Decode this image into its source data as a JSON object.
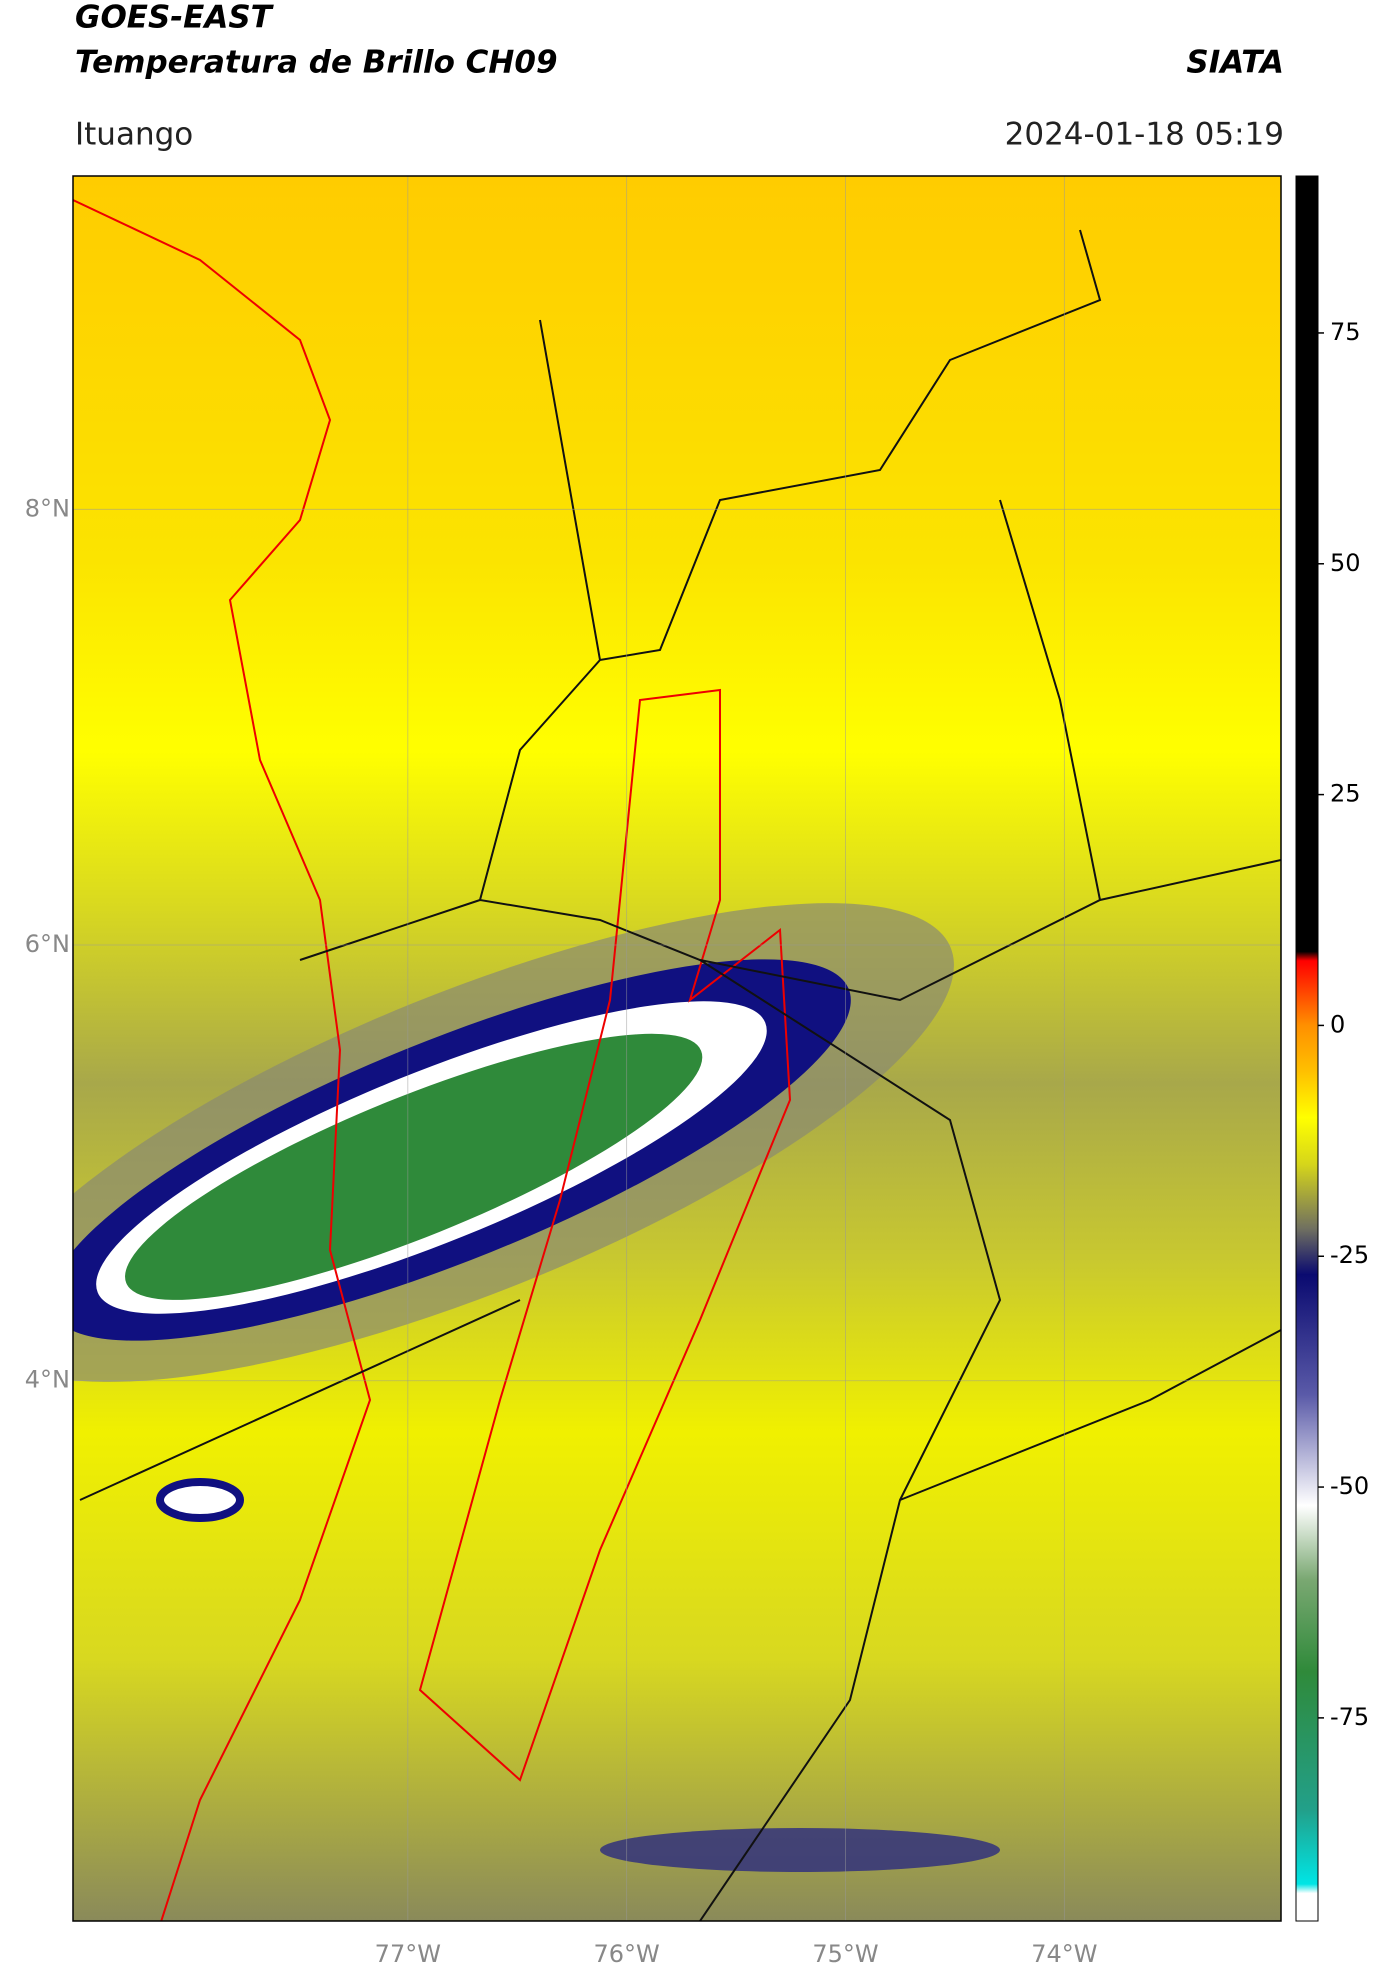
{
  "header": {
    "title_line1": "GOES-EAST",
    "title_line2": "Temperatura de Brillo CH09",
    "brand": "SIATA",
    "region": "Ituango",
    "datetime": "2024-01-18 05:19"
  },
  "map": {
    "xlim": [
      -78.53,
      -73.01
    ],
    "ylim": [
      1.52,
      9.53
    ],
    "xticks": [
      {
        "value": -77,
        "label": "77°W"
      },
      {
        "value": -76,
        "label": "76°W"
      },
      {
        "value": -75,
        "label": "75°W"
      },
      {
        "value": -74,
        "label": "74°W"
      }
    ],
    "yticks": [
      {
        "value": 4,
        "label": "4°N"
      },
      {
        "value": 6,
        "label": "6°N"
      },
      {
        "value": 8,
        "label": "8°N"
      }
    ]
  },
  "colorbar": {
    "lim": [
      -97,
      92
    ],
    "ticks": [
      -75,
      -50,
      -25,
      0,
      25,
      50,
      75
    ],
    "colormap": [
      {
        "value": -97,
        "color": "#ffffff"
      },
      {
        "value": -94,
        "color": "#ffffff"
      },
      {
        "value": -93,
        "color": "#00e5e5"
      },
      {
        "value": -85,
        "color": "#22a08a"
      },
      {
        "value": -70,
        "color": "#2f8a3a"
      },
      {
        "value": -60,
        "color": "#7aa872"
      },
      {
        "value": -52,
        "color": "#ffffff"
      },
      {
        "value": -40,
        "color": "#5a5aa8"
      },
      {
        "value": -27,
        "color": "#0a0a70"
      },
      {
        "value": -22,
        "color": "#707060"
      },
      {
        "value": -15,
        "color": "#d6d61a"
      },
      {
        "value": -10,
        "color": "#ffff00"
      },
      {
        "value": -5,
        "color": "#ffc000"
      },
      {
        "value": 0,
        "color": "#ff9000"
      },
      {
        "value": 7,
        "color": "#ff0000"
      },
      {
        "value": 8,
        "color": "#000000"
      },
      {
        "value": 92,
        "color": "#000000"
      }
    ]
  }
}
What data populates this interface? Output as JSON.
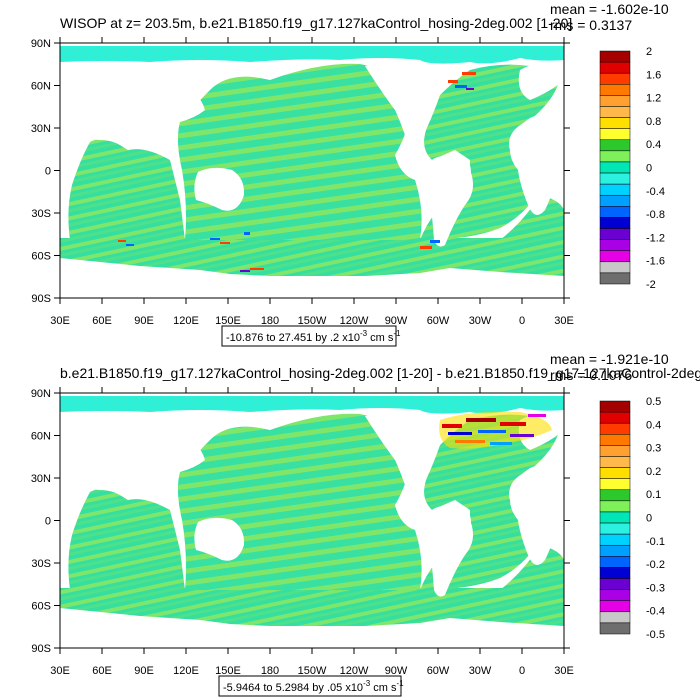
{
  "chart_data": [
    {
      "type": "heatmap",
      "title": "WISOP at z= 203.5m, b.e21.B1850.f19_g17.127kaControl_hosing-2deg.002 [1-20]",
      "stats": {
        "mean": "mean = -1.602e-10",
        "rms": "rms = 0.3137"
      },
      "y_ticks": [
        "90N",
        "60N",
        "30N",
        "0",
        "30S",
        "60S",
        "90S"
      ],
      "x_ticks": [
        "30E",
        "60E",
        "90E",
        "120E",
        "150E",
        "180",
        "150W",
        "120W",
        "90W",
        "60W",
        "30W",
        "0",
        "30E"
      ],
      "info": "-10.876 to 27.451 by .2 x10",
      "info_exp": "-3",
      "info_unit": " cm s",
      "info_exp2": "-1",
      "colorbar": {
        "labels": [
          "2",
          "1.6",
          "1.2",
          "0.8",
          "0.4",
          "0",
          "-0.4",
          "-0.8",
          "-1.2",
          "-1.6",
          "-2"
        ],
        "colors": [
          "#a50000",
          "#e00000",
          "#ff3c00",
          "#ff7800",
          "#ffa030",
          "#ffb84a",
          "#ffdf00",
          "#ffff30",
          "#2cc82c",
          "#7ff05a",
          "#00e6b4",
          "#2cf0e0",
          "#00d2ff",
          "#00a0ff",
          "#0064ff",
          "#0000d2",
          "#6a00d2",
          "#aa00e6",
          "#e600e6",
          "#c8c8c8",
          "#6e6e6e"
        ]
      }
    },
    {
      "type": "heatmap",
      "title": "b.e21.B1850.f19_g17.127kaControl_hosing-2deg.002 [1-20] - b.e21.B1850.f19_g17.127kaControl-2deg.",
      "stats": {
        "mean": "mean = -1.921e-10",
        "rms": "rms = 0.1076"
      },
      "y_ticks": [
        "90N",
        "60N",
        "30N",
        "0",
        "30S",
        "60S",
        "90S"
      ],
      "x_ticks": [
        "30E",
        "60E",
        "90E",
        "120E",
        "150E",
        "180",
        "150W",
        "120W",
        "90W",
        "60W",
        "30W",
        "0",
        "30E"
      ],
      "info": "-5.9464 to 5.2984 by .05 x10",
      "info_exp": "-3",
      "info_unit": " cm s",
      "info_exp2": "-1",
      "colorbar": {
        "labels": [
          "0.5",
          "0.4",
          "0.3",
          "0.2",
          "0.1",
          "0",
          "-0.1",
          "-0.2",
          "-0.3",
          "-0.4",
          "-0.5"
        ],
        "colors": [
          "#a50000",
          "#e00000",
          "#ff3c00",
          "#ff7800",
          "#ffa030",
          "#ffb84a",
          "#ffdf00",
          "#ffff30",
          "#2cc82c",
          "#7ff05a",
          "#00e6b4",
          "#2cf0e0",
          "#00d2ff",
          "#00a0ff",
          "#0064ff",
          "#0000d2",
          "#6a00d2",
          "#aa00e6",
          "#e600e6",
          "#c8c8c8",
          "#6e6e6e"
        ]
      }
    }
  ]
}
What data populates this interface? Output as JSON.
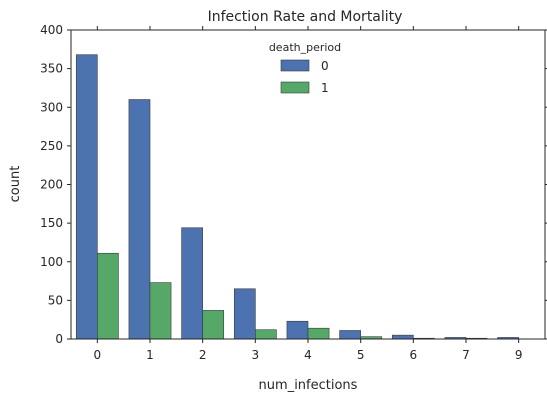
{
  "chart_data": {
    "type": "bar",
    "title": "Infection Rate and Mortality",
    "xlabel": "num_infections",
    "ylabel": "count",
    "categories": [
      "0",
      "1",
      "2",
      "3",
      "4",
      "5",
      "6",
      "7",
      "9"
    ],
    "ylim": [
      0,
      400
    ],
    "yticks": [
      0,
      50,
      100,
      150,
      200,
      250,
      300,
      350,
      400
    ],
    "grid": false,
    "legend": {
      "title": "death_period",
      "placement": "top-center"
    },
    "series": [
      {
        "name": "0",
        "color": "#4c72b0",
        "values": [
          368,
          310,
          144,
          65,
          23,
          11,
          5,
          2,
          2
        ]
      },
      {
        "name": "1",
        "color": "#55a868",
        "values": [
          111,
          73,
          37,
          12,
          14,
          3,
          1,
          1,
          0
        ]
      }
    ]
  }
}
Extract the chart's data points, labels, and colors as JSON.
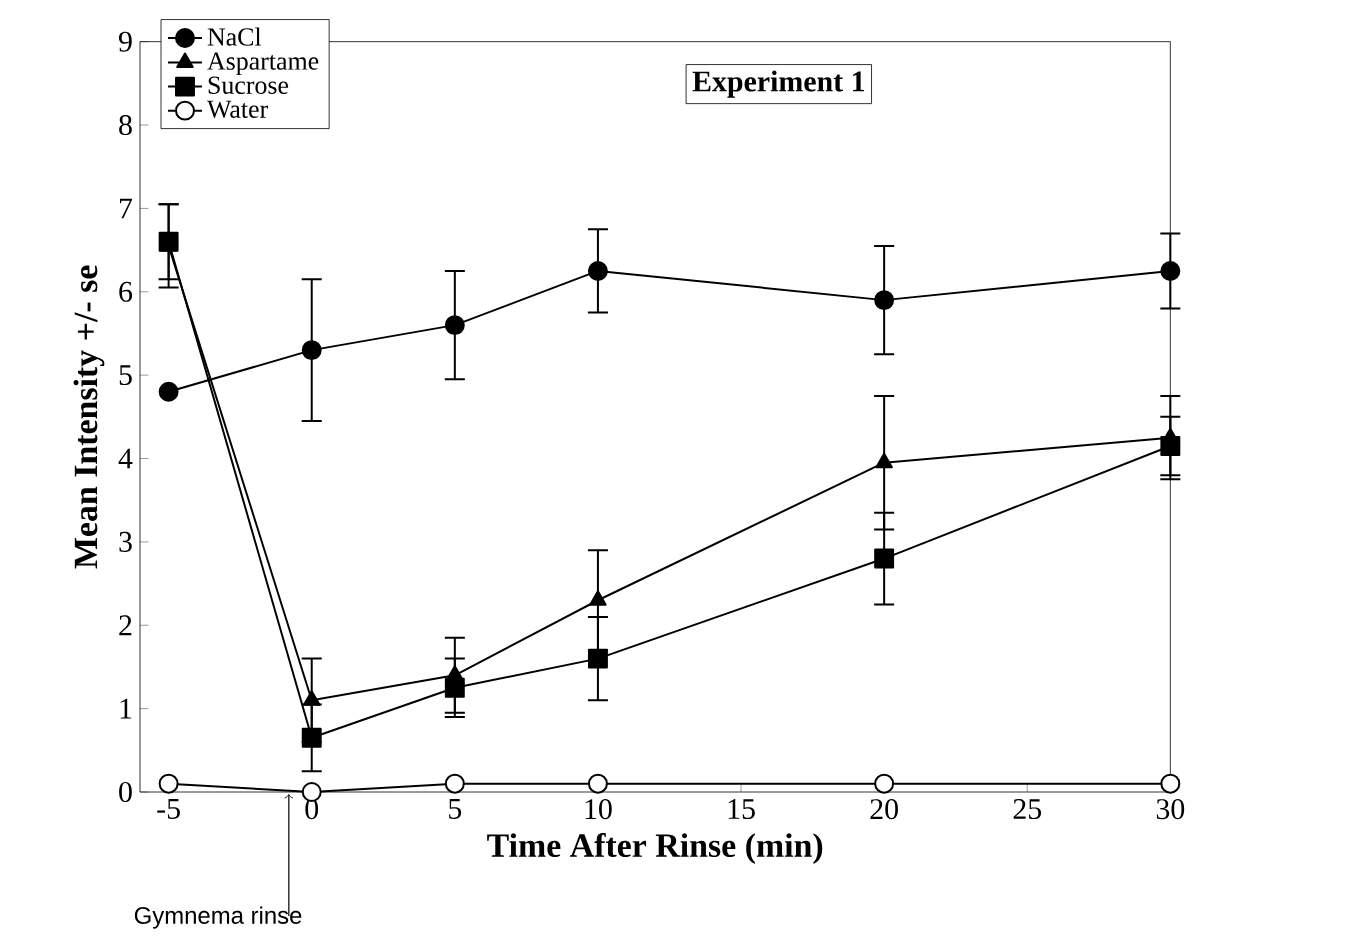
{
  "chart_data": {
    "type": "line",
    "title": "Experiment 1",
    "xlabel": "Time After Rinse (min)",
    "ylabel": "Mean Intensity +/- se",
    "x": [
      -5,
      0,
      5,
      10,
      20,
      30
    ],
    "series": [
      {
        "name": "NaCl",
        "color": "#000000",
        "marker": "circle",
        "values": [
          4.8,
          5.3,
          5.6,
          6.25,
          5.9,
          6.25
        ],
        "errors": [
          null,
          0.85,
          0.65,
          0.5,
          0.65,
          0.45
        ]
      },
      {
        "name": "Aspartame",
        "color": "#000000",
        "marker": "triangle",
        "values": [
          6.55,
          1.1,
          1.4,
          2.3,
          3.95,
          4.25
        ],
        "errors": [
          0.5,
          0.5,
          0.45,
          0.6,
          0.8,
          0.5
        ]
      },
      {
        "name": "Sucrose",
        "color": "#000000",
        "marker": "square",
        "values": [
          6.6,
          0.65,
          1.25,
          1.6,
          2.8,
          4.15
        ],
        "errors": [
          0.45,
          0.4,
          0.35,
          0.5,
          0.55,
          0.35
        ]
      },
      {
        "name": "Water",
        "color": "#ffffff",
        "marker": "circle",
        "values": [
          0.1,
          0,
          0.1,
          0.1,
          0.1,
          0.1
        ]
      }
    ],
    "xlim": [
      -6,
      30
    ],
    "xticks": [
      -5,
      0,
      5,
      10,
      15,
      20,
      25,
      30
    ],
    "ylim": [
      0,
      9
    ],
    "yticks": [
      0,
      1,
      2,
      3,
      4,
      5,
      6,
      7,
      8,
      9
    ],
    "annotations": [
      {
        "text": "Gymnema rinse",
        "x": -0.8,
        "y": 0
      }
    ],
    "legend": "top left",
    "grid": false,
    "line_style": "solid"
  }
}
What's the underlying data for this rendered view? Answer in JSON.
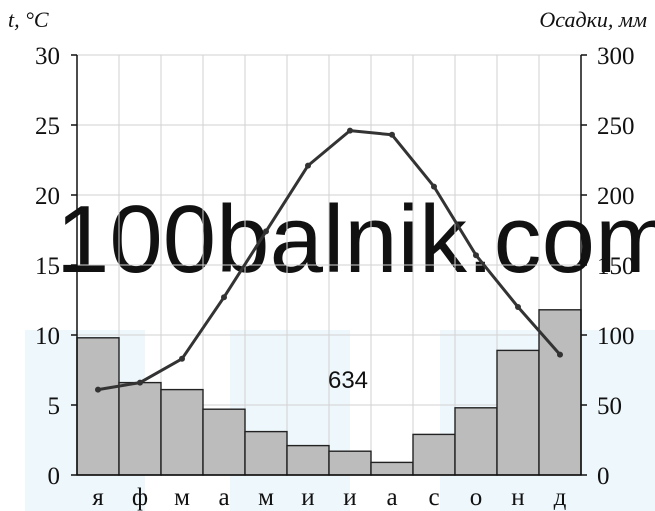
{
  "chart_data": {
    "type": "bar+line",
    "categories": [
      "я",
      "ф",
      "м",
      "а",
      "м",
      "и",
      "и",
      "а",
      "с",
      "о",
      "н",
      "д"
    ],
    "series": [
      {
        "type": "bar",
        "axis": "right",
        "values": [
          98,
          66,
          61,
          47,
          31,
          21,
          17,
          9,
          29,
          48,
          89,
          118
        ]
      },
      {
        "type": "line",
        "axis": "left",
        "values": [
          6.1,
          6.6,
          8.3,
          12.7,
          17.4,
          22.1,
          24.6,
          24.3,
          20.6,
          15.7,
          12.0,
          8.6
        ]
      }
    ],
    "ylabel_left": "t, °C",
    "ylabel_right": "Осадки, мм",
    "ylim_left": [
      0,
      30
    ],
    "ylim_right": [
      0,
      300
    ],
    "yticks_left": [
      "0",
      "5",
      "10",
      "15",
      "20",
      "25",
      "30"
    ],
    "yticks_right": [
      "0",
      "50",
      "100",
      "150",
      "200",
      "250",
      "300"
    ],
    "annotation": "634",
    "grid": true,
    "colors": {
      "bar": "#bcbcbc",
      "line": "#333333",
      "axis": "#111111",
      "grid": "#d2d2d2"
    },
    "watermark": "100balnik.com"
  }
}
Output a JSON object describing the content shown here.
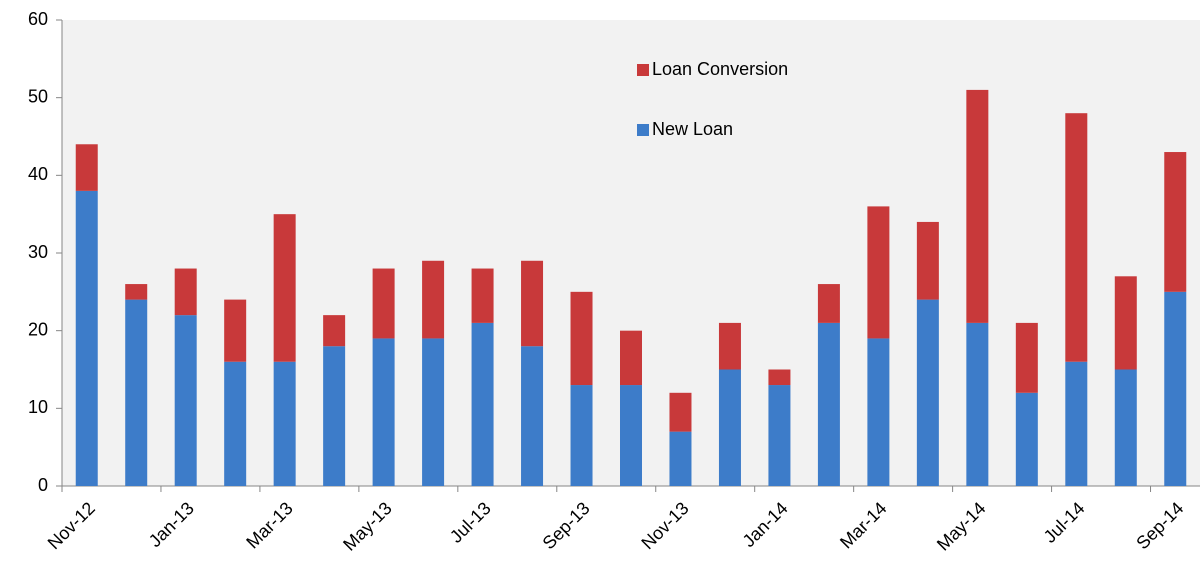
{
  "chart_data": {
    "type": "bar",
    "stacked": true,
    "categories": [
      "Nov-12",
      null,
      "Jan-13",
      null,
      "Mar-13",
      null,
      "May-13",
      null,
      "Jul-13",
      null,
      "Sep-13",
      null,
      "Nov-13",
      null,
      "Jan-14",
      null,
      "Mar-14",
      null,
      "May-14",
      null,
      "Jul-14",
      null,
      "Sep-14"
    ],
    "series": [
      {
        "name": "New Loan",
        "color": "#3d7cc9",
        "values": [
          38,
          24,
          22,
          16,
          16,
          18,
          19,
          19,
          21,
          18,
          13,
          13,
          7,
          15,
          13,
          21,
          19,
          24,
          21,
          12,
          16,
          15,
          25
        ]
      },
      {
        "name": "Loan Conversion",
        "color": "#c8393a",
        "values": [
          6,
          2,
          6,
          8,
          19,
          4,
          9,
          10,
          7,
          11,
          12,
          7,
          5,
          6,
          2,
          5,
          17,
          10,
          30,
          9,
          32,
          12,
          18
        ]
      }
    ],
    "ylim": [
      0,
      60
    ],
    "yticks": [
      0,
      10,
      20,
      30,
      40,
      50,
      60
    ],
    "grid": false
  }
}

◇ ◇ ◇

Reproduce every line of the listing above in which the string "xlabel" appears.

→ Written reply
    "xlabel": "num_infections",
    "xlabel": "Time After Rinse (min)",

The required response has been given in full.